Some records
********

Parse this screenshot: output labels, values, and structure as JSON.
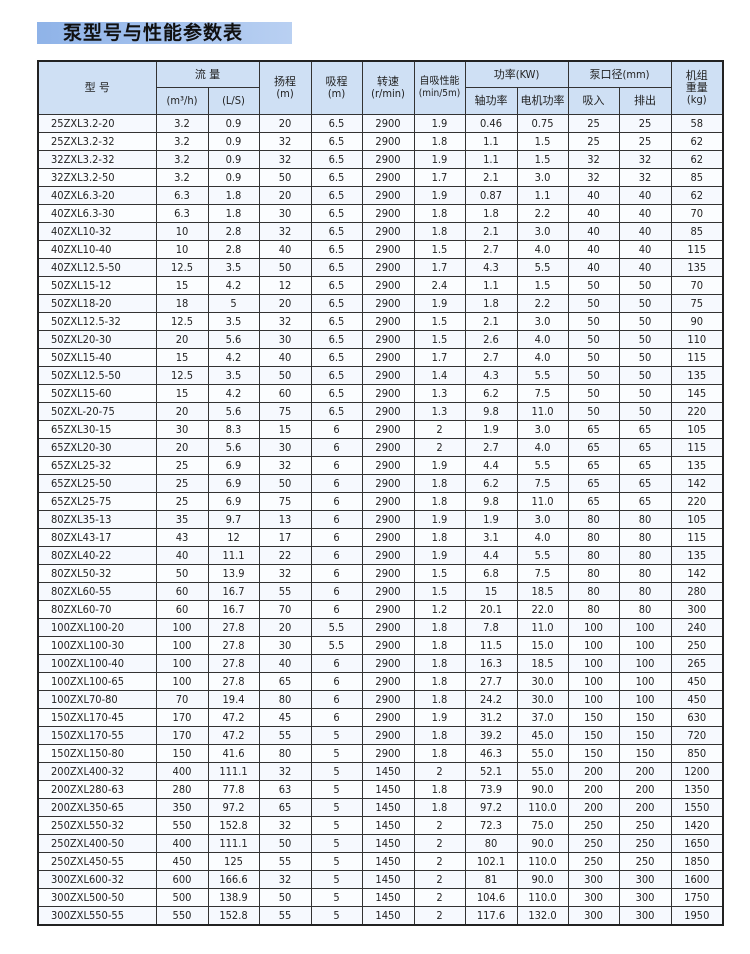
{
  "title": "泵型号与性能参数表",
  "headers": {
    "model": "型  号",
    "flow": "流  量",
    "flow_m3h": "(m³/h)",
    "flow_ls": "(L/S)",
    "head": "扬程\n(m)",
    "suction": "吸程\n(m)",
    "speed": "转速\n(r/min)",
    "self_priming": "自吸性能\n(min/5m)",
    "power": "功率(KW)",
    "shaft_power": "轴功率",
    "motor_power": "电机功率",
    "port": "泵口径(mm)",
    "inlet": "吸入",
    "outlet": "排出",
    "weight": "机组\n重量\n(kg)"
  },
  "rows": [
    [
      "25ZXL3.2-20",
      "3.2",
      "0.9",
      "20",
      "6.5",
      "2900",
      "1.9",
      "0.46",
      "0.75",
      "25",
      "25",
      "58"
    ],
    [
      "25ZXL3.2-32",
      "3.2",
      "0.9",
      "32",
      "6.5",
      "2900",
      "1.8",
      "1.1",
      "1.5",
      "25",
      "25",
      "62"
    ],
    [
      "32ZXL3.2-32",
      "3.2",
      "0.9",
      "32",
      "6.5",
      "2900",
      "1.9",
      "1.1",
      "1.5",
      "32",
      "32",
      "62"
    ],
    [
      "32ZXL3.2-50",
      "3.2",
      "0.9",
      "50",
      "6.5",
      "2900",
      "1.7",
      "2.1",
      "3.0",
      "32",
      "32",
      "85"
    ],
    [
      "40ZXL6.3-20",
      "6.3",
      "1.8",
      "20",
      "6.5",
      "2900",
      "1.9",
      "0.87",
      "1.1",
      "40",
      "40",
      "62"
    ],
    [
      "40ZXL6.3-30",
      "6.3",
      "1.8",
      "30",
      "6.5",
      "2900",
      "1.8",
      "1.8",
      "2.2",
      "40",
      "40",
      "70"
    ],
    [
      "40ZXL10-32",
      "10",
      "2.8",
      "32",
      "6.5",
      "2900",
      "1.8",
      "2.1",
      "3.0",
      "40",
      "40",
      "85"
    ],
    [
      "40ZXL10-40",
      "10",
      "2.8",
      "40",
      "6.5",
      "2900",
      "1.5",
      "2.7",
      "4.0",
      "40",
      "40",
      "115"
    ],
    [
      "40ZXL12.5-50",
      "12.5",
      "3.5",
      "50",
      "6.5",
      "2900",
      "1.7",
      "4.3",
      "5.5",
      "40",
      "40",
      "135"
    ],
    [
      "50ZXL15-12",
      "15",
      "4.2",
      "12",
      "6.5",
      "2900",
      "2.4",
      "1.1",
      "1.5",
      "50",
      "50",
      "70"
    ],
    [
      "50ZXL18-20",
      "18",
      "5",
      "20",
      "6.5",
      "2900",
      "1.9",
      "1.8",
      "2.2",
      "50",
      "50",
      "75"
    ],
    [
      "50ZXL12.5-32",
      "12.5",
      "3.5",
      "32",
      "6.5",
      "2900",
      "1.5",
      "2.1",
      "3.0",
      "50",
      "50",
      "90"
    ],
    [
      "50ZXL20-30",
      "20",
      "5.6",
      "30",
      "6.5",
      "2900",
      "1.5",
      "2.6",
      "4.0",
      "50",
      "50",
      "110"
    ],
    [
      "50ZXL15-40",
      "15",
      "4.2",
      "40",
      "6.5",
      "2900",
      "1.7",
      "2.7",
      "4.0",
      "50",
      "50",
      "115"
    ],
    [
      "50ZXL12.5-50",
      "12.5",
      "3.5",
      "50",
      "6.5",
      "2900",
      "1.4",
      "4.3",
      "5.5",
      "50",
      "50",
      "135"
    ],
    [
      "50ZXL15-60",
      "15",
      "4.2",
      "60",
      "6.5",
      "2900",
      "1.3",
      "6.2",
      "7.5",
      "50",
      "50",
      "145"
    ],
    [
      "50ZXL-20-75",
      "20",
      "5.6",
      "75",
      "6.5",
      "2900",
      "1.3",
      "9.8",
      "11.0",
      "50",
      "50",
      "220"
    ],
    [
      "65ZXL30-15",
      "30",
      "8.3",
      "15",
      "6",
      "2900",
      "2",
      "1.9",
      "3.0",
      "65",
      "65",
      "105"
    ],
    [
      "65ZXL20-30",
      "20",
      "5.6",
      "30",
      "6",
      "2900",
      "2",
      "2.7",
      "4.0",
      "65",
      "65",
      "115"
    ],
    [
      "65ZXL25-32",
      "25",
      "6.9",
      "32",
      "6",
      "2900",
      "1.9",
      "4.4",
      "5.5",
      "65",
      "65",
      "135"
    ],
    [
      "65ZXL25-50",
      "25",
      "6.9",
      "50",
      "6",
      "2900",
      "1.8",
      "6.2",
      "7.5",
      "65",
      "65",
      "142"
    ],
    [
      "65ZXL25-75",
      "25",
      "6.9",
      "75",
      "6",
      "2900",
      "1.8",
      "9.8",
      "11.0",
      "65",
      "65",
      "220"
    ],
    [
      "80ZXL35-13",
      "35",
      "9.7",
      "13",
      "6",
      "2900",
      "1.9",
      "1.9",
      "3.0",
      "80",
      "80",
      "105"
    ],
    [
      "80ZXL43-17",
      "43",
      "12",
      "17",
      "6",
      "2900",
      "1.8",
      "3.1",
      "4.0",
      "80",
      "80",
      "115"
    ],
    [
      "80ZXL40-22",
      "40",
      "11.1",
      "22",
      "6",
      "2900",
      "1.9",
      "4.4",
      "5.5",
      "80",
      "80",
      "135"
    ],
    [
      "80ZXL50-32",
      "50",
      "13.9",
      "32",
      "6",
      "2900",
      "1.5",
      "6.8",
      "7.5",
      "80",
      "80",
      "142"
    ],
    [
      "80ZXL60-55",
      "60",
      "16.7",
      "55",
      "6",
      "2900",
      "1.5",
      "15",
      "18.5",
      "80",
      "80",
      "280"
    ],
    [
      "80ZXL60-70",
      "60",
      "16.7",
      "70",
      "6",
      "2900",
      "1.2",
      "20.1",
      "22.0",
      "80",
      "80",
      "300"
    ],
    [
      "100ZXL100-20",
      "100",
      "27.8",
      "20",
      "5.5",
      "2900",
      "1.8",
      "7.8",
      "11.0",
      "100",
      "100",
      "240"
    ],
    [
      "100ZXL100-30",
      "100",
      "27.8",
      "30",
      "5.5",
      "2900",
      "1.8",
      "11.5",
      "15.0",
      "100",
      "100",
      "250"
    ],
    [
      "100ZXL100-40",
      "100",
      "27.8",
      "40",
      "6",
      "2900",
      "1.8",
      "16.3",
      "18.5",
      "100",
      "100",
      "265"
    ],
    [
      "100ZXL100-65",
      "100",
      "27.8",
      "65",
      "6",
      "2900",
      "1.8",
      "27.7",
      "30.0",
      "100",
      "100",
      "450"
    ],
    [
      "100ZXL70-80",
      "70",
      "19.4",
      "80",
      "6",
      "2900",
      "1.8",
      "24.2",
      "30.0",
      "100",
      "100",
      "450"
    ],
    [
      "150ZXL170-45",
      "170",
      "47.2",
      "45",
      "6",
      "2900",
      "1.9",
      "31.2",
      "37.0",
      "150",
      "150",
      "630"
    ],
    [
      "150ZXL170-55",
      "170",
      "47.2",
      "55",
      "5",
      "2900",
      "1.8",
      "39.2",
      "45.0",
      "150",
      "150",
      "720"
    ],
    [
      "150ZXL150-80",
      "150",
      "41.6",
      "80",
      "5",
      "2900",
      "1.8",
      "46.3",
      "55.0",
      "150",
      "150",
      "850"
    ],
    [
      "200ZXL400-32",
      "400",
      "111.1",
      "32",
      "5",
      "1450",
      "2",
      "52.1",
      "55.0",
      "200",
      "200",
      "1200"
    ],
    [
      "200ZXL280-63",
      "280",
      "77.8",
      "63",
      "5",
      "1450",
      "1.8",
      "73.9",
      "90.0",
      "200",
      "200",
      "1350"
    ],
    [
      "200ZXL350-65",
      "350",
      "97.2",
      "65",
      "5",
      "1450",
      "1.8",
      "97.2",
      "110.0",
      "200",
      "200",
      "1550"
    ],
    [
      "250ZXL550-32",
      "550",
      "152.8",
      "32",
      "5",
      "1450",
      "2",
      "72.3",
      "75.0",
      "250",
      "250",
      "1420"
    ],
    [
      "250ZXL400-50",
      "400",
      "111.1",
      "50",
      "5",
      "1450",
      "2",
      "80",
      "90.0",
      "250",
      "250",
      "1650"
    ],
    [
      "250ZXL450-55",
      "450",
      "125",
      "55",
      "5",
      "1450",
      "2",
      "102.1",
      "110.0",
      "250",
      "250",
      "1850"
    ],
    [
      "300ZXL600-32",
      "600",
      "166.6",
      "32",
      "5",
      "1450",
      "2",
      "81",
      "90.0",
      "300",
      "300",
      "1600"
    ],
    [
      "300ZXL500-50",
      "500",
      "138.9",
      "50",
      "5",
      "1450",
      "2",
      "104.6",
      "110.0",
      "300",
      "300",
      "1750"
    ],
    [
      "300ZXL550-55",
      "550",
      "152.8",
      "55",
      "5",
      "1450",
      "2",
      "117.6",
      "132.0",
      "300",
      "300",
      "1950"
    ]
  ]
}
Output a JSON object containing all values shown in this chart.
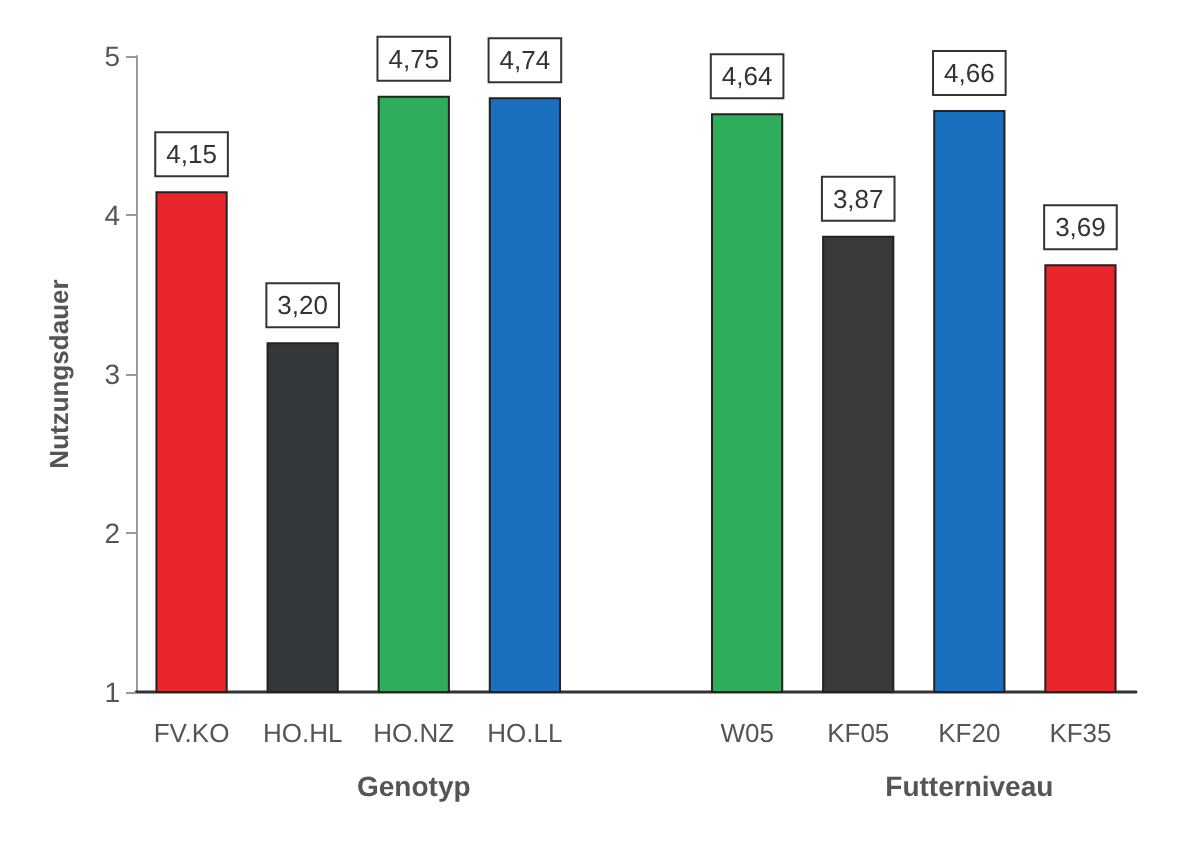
{
  "chart_data": {
    "type": "bar",
    "ylabel": "Nutzungsdauer",
    "categories": [
      "FV.KO",
      "HO.HL",
      "HO.NZ",
      "HO.LL",
      null,
      "W05",
      "KF05",
      "KF20",
      "KF35"
    ],
    "values": [
      4.15,
      3.2,
      4.75,
      4.74,
      null,
      4.64,
      3.87,
      4.66,
      3.69
    ],
    "value_labels": [
      "4,15",
      "3,20",
      "4,75",
      "4,74",
      null,
      "4,64",
      "3,87",
      "4,66",
      "3,69"
    ],
    "colors": [
      "#e8262b",
      "#33373a",
      "#2eae5a",
      "#1a6fbf",
      "#ffffff",
      "#2eae5a",
      "#3a3a3a",
      "#1a6fbf",
      "#e8262b"
    ],
    "annotations": [
      "Genotyp",
      "Futterniveau"
    ],
    "ylim": [
      1,
      5
    ],
    "yticks": [
      1,
      2,
      3,
      4,
      5
    ],
    "grid": false
  }
}
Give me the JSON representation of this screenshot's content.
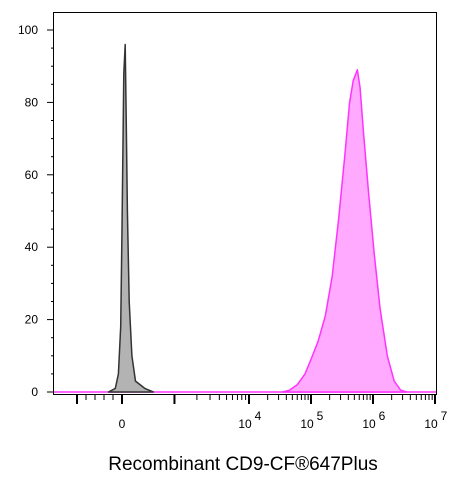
{
  "chart_data": {
    "type": "area",
    "title": "",
    "xlabel": "Recombinant CD9-CF®647Plus",
    "ylabel": "",
    "x_scale": "biexponential",
    "xlim": [
      -1000,
      10000000
    ],
    "ylim": [
      0,
      105
    ],
    "grid": false,
    "legend": "none",
    "y_ticks": [
      {
        "value": 0,
        "label": "0"
      },
      {
        "value": 20,
        "label": "20"
      },
      {
        "value": 40,
        "label": "40"
      },
      {
        "value": 60,
        "label": "60"
      },
      {
        "value": 80,
        "label": "80"
      },
      {
        "value": 100,
        "label": "100"
      }
    ],
    "x_ticks": [
      {
        "value": 0,
        "base": "0",
        "exp": ""
      },
      {
        "value": 10000,
        "base": "10",
        "exp": "4"
      },
      {
        "value": 100000,
        "base": "10",
        "exp": "5"
      },
      {
        "value": 1000000,
        "base": "10",
        "exp": "6"
      },
      {
        "value": 10000000,
        "base": "10",
        "exp": "7"
      }
    ],
    "series": [
      {
        "fill": "#b3b3b3",
        "stroke": "#333333",
        "points": [
          [
            -300,
            0
          ],
          [
            -150,
            1
          ],
          [
            -80,
            5
          ],
          [
            -30,
            18
          ],
          [
            0,
            45
          ],
          [
            40,
            88
          ],
          [
            70,
            96
          ],
          [
            90,
            80
          ],
          [
            120,
            50
          ],
          [
            160,
            25
          ],
          [
            220,
            10
          ],
          [
            300,
            3
          ],
          [
            400,
            1
          ],
          [
            520,
            0
          ]
        ]
      },
      {
        "fill": "#ffaaff",
        "stroke": "#ff33ff",
        "points": [
          [
            35000,
            0
          ],
          [
            45000,
            0.5
          ],
          [
            60000,
            2
          ],
          [
            80000,
            5
          ],
          [
            100000,
            9
          ],
          [
            130000,
            14
          ],
          [
            170000,
            21
          ],
          [
            220000,
            32
          ],
          [
            280000,
            48
          ],
          [
            350000,
            65
          ],
          [
            420000,
            80
          ],
          [
            480000,
            86
          ],
          [
            560000,
            89
          ],
          [
            620000,
            84
          ],
          [
            700000,
            72
          ],
          [
            850000,
            55
          ],
          [
            1050000,
            38
          ],
          [
            1300000,
            23
          ],
          [
            1700000,
            10
          ],
          [
            2200000,
            3
          ],
          [
            2800000,
            0.5
          ],
          [
            3500000,
            0
          ]
        ]
      }
    ]
  }
}
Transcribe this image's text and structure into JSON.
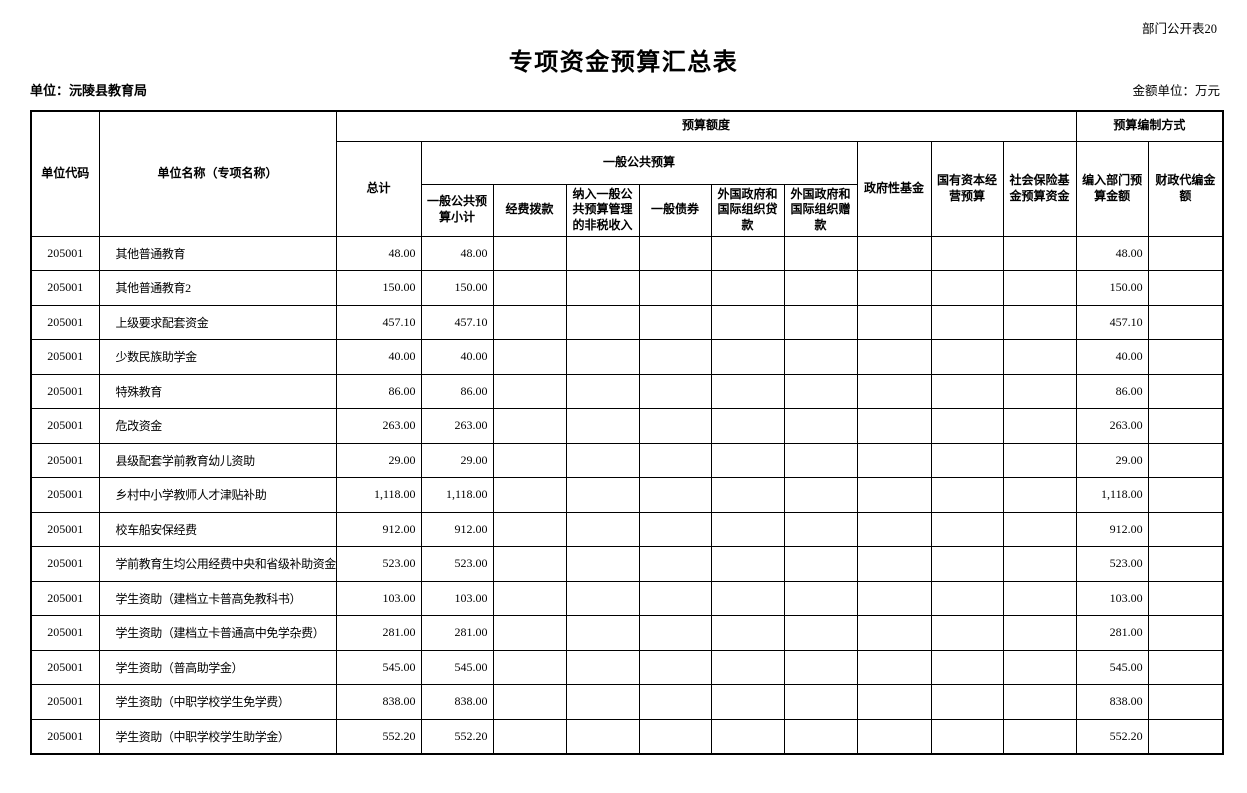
{
  "page": {
    "doc_label": "部门公开表20",
    "title": "专项资金预算汇总表",
    "unit_label": "单位：沅陵县教育局",
    "amount_unit_label": "金额单位：万元"
  },
  "table": {
    "header": {
      "unit_code": "单位代码",
      "unit_name": "单位名称（专项名称）",
      "budget_amount_group": "预算额度",
      "budget_method_group": "预算编制方式",
      "total": "总计",
      "general_public_group": "一般公共预算",
      "general_public_subtotal": "一般公共预算小计",
      "fund_allocation": "经费拨款",
      "non_tax_income": "纳入一般公共预算管理的非税收入",
      "general_bonds": "一般债券",
      "foreign_loans": "外国政府和国际组织贷款",
      "foreign_grants": "外国政府和国际组织赠款",
      "government_fund": "政府性基金",
      "state_capital": "国有资本经营预算",
      "social_insurance": "社会保险基金预算资金",
      "dept_budget_amount": "编入部门预算金额",
      "fiscal_proxy_amount": "财政代编金额"
    },
    "rows": [
      {
        "code": "205001",
        "name": "其他普通教育",
        "total": "48.00",
        "gp_subtotal": "48.00",
        "dept_amount": "48.00"
      },
      {
        "code": "205001",
        "name": "其他普通教育2",
        "total": "150.00",
        "gp_subtotal": "150.00",
        "dept_amount": "150.00"
      },
      {
        "code": "205001",
        "name": "上级要求配套资金",
        "total": "457.10",
        "gp_subtotal": "457.10",
        "dept_amount": "457.10"
      },
      {
        "code": "205001",
        "name": "少数民族助学金",
        "total": "40.00",
        "gp_subtotal": "40.00",
        "dept_amount": "40.00"
      },
      {
        "code": "205001",
        "name": "特殊教育",
        "total": "86.00",
        "gp_subtotal": "86.00",
        "dept_amount": "86.00"
      },
      {
        "code": "205001",
        "name": "危改资金",
        "total": "263.00",
        "gp_subtotal": "263.00",
        "dept_amount": "263.00"
      },
      {
        "code": "205001",
        "name": "县级配套学前教育幼儿资助",
        "total": "29.00",
        "gp_subtotal": "29.00",
        "dept_amount": "29.00"
      },
      {
        "code": "205001",
        "name": "乡村中小学教师人才津贴补助",
        "total": "1,118.00",
        "gp_subtotal": "1,118.00",
        "dept_amount": "1,118.00"
      },
      {
        "code": "205001",
        "name": "校车船安保经费",
        "total": "912.00",
        "gp_subtotal": "912.00",
        "dept_amount": "912.00"
      },
      {
        "code": "205001",
        "name": "学前教育生均公用经费中央和省级补助资金",
        "total": "523.00",
        "gp_subtotal": "523.00",
        "dept_amount": "523.00"
      },
      {
        "code": "205001",
        "name": "学生资助（建档立卡普高免教科书）",
        "total": "103.00",
        "gp_subtotal": "103.00",
        "dept_amount": "103.00"
      },
      {
        "code": "205001",
        "name": "学生资助（建档立卡普通高中免学杂费）",
        "total": "281.00",
        "gp_subtotal": "281.00",
        "dept_amount": "281.00"
      },
      {
        "code": "205001",
        "name": "学生资助（普高助学金）",
        "total": "545.00",
        "gp_subtotal": "545.00",
        "dept_amount": "545.00"
      },
      {
        "code": "205001",
        "name": "学生资助（中职学校学生免学费）",
        "total": "838.00",
        "gp_subtotal": "838.00",
        "dept_amount": "838.00"
      },
      {
        "code": "205001",
        "name": "学生资助（中职学校学生助学金）",
        "total": "552.20",
        "gp_subtotal": "552.20",
        "dept_amount": "552.20"
      }
    ]
  }
}
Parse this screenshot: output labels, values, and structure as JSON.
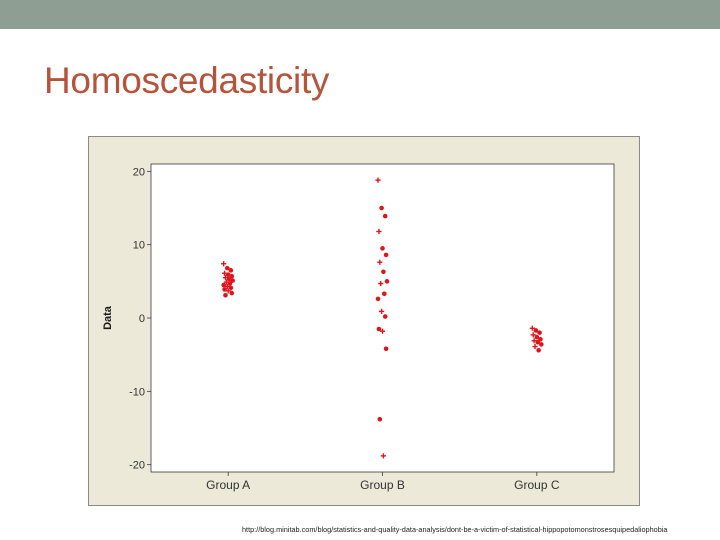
{
  "slide": {
    "title": "Homoscedasticity",
    "source": "http://blog.minitab.com/blog/statistics-and-quality-data-analysis/dont-be-a-victim-of-statistical-hippopotomonstrosesquipedaliophobia"
  },
  "colors": {
    "top_bar": "#8f9e93",
    "title": "#b5533b",
    "frame_background": "#ece9d8",
    "points": "#e0151b"
  },
  "chart_data": {
    "type": "scatter",
    "title": "",
    "xlabel": "",
    "ylabel": "Data",
    "categories": [
      "Group A",
      "Group B",
      "Group C"
    ],
    "ylim": [
      -21,
      21
    ],
    "yticks": [
      20,
      10,
      0,
      -10,
      -20
    ],
    "ytick_labels": [
      "20",
      "10",
      "0",
      "-10",
      "-20"
    ],
    "grid": false,
    "legend": "none",
    "series": [
      {
        "category": "Group A",
        "values": [
          7.4,
          6.8,
          6.5,
          6.1,
          5.9,
          5.7,
          5.5,
          5.3,
          5.1,
          4.9,
          4.7,
          4.5,
          4.3,
          4.1,
          3.9,
          3.7,
          3.4,
          3.1
        ]
      },
      {
        "category": "Group B",
        "values": [
          18.8,
          15.0,
          13.9,
          11.8,
          9.5,
          8.6,
          7.6,
          6.3,
          5.0,
          4.7,
          3.3,
          2.6,
          0.9,
          0.2,
          -1.5,
          -1.8,
          -4.2,
          -13.8,
          -18.8
        ]
      },
      {
        "category": "Group C",
        "values": [
          -1.4,
          -1.7,
          -2.0,
          -2.3,
          -2.6,
          -2.9,
          -3.1,
          -3.3,
          -3.6,
          -3.9,
          -4.4
        ]
      }
    ]
  }
}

********

-- What this task involves --
Copy every line of the listing that includes the string "xlabel".

-- Written solution --
    "xlabel": "Recombinant CD9-CF®647Plus",
    "xlabel": "",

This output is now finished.